(Dataset records on visual material)

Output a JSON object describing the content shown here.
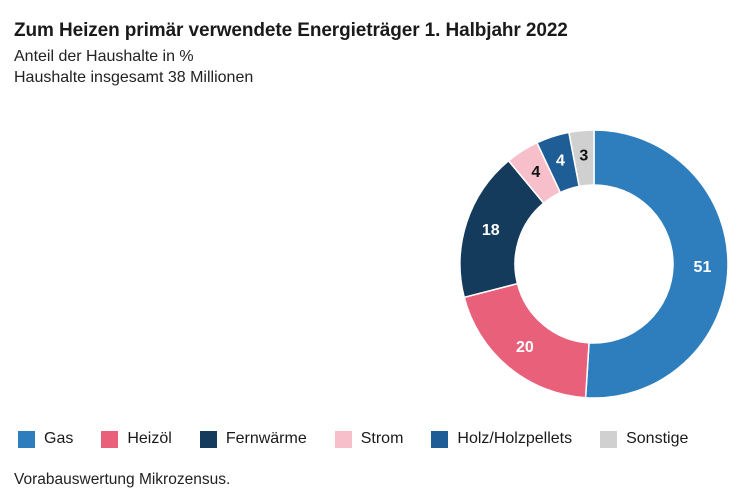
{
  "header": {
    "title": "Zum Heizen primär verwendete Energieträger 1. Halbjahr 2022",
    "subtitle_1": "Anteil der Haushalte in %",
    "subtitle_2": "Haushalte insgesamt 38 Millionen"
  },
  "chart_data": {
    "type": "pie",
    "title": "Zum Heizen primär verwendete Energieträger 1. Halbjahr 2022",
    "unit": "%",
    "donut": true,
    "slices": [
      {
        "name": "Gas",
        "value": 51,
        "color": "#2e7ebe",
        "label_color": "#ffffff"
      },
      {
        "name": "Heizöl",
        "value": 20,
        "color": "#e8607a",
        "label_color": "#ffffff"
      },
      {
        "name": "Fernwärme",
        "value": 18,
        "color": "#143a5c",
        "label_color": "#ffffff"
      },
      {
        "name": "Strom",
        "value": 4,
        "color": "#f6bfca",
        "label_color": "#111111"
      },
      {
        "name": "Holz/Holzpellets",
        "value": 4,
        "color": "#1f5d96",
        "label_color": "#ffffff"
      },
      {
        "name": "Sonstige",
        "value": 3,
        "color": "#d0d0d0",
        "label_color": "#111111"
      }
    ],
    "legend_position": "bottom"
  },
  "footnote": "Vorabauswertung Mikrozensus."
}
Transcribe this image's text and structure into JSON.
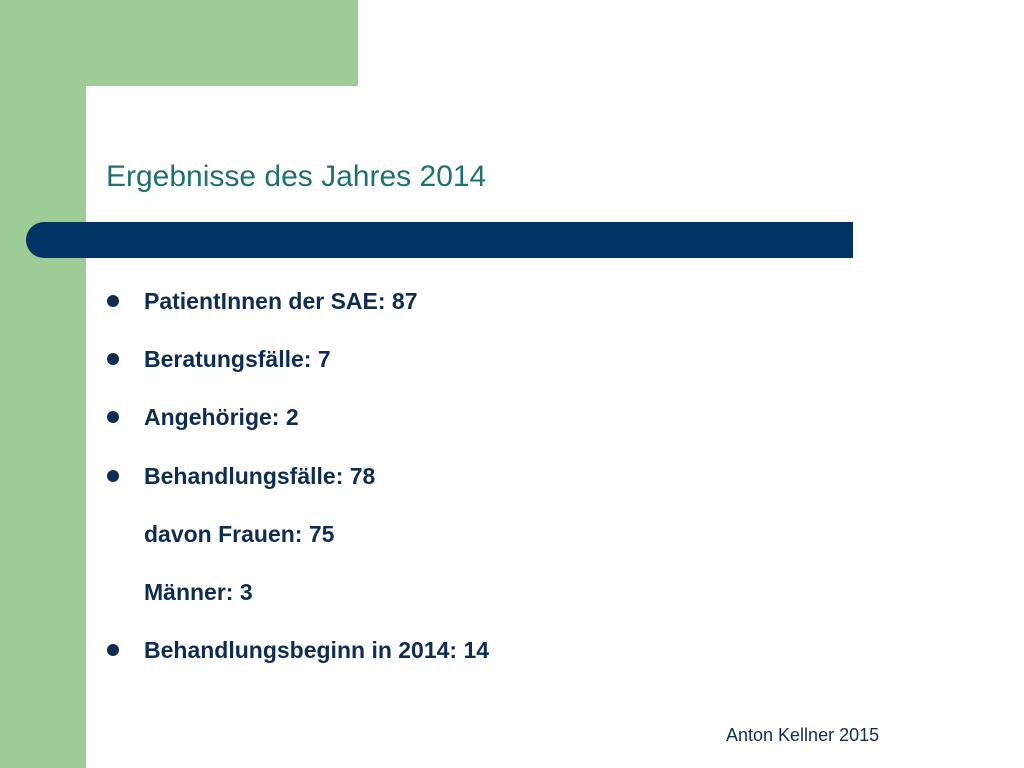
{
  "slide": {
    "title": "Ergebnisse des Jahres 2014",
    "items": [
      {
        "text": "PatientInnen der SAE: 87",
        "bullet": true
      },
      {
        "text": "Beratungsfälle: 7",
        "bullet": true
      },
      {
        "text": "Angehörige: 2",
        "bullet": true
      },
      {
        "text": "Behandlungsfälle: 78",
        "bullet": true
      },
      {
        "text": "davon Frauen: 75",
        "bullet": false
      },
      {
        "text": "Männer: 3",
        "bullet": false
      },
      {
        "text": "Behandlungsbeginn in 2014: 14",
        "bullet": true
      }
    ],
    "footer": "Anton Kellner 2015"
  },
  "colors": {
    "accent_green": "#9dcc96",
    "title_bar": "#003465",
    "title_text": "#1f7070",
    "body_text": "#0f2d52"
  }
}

◆ **What to work on**
Each entry shown above must be quoted exactly, with its pictures left out.

◆ **Task result**
Output a JSON object describing the content shown here.
{
  "header": {
    "title": "Zum Heizen primär verwendete Energieträger 1. Halbjahr 2022",
    "subtitle_1": "Anteil der Haushalte in %",
    "subtitle_2": "Haushalte insgesamt 38 Millionen"
  },
  "chart_data": {
    "type": "pie",
    "title": "Zum Heizen primär verwendete Energieträger 1. Halbjahr 2022",
    "unit": "%",
    "donut": true,
    "slices": [
      {
        "name": "Gas",
        "value": 51,
        "color": "#2e7ebe",
        "label_color": "#ffffff"
      },
      {
        "name": "Heizöl",
        "value": 20,
        "color": "#e8607a",
        "label_color": "#ffffff"
      },
      {
        "name": "Fernwärme",
        "value": 18,
        "color": "#143a5c",
        "label_color": "#ffffff"
      },
      {
        "name": "Strom",
        "value": 4,
        "color": "#f6bfca",
        "label_color": "#111111"
      },
      {
        "name": "Holz/Holzpellets",
        "value": 4,
        "color": "#1f5d96",
        "label_color": "#ffffff"
      },
      {
        "name": "Sonstige",
        "value": 3,
        "color": "#d0d0d0",
        "label_color": "#111111"
      }
    ],
    "legend_position": "bottom"
  },
  "footnote": "Vorabauswertung Mikrozensus."
}
Transcribe this image's text and structure into JSON.
{
  "slide": {
    "title": "Ergebnisse des Jahres 2014",
    "items": [
      {
        "text": "PatientInnen der SAE: 87",
        "bullet": true
      },
      {
        "text": "Beratungsfälle: 7",
        "bullet": true
      },
      {
        "text": "Angehörige: 2",
        "bullet": true
      },
      {
        "text": "Behandlungsfälle: 78",
        "bullet": true
      },
      {
        "text": "davon Frauen: 75",
        "bullet": false
      },
      {
        "text": "Männer: 3",
        "bullet": false
      },
      {
        "text": "Behandlungsbeginn in 2014: 14",
        "bullet": true
      }
    ],
    "footer": "Anton Kellner 2015"
  },
  "colors": {
    "accent_green": "#9dcc96",
    "title_bar": "#003465",
    "title_text": "#1f7070",
    "body_text": "#0f2d52"
  }
}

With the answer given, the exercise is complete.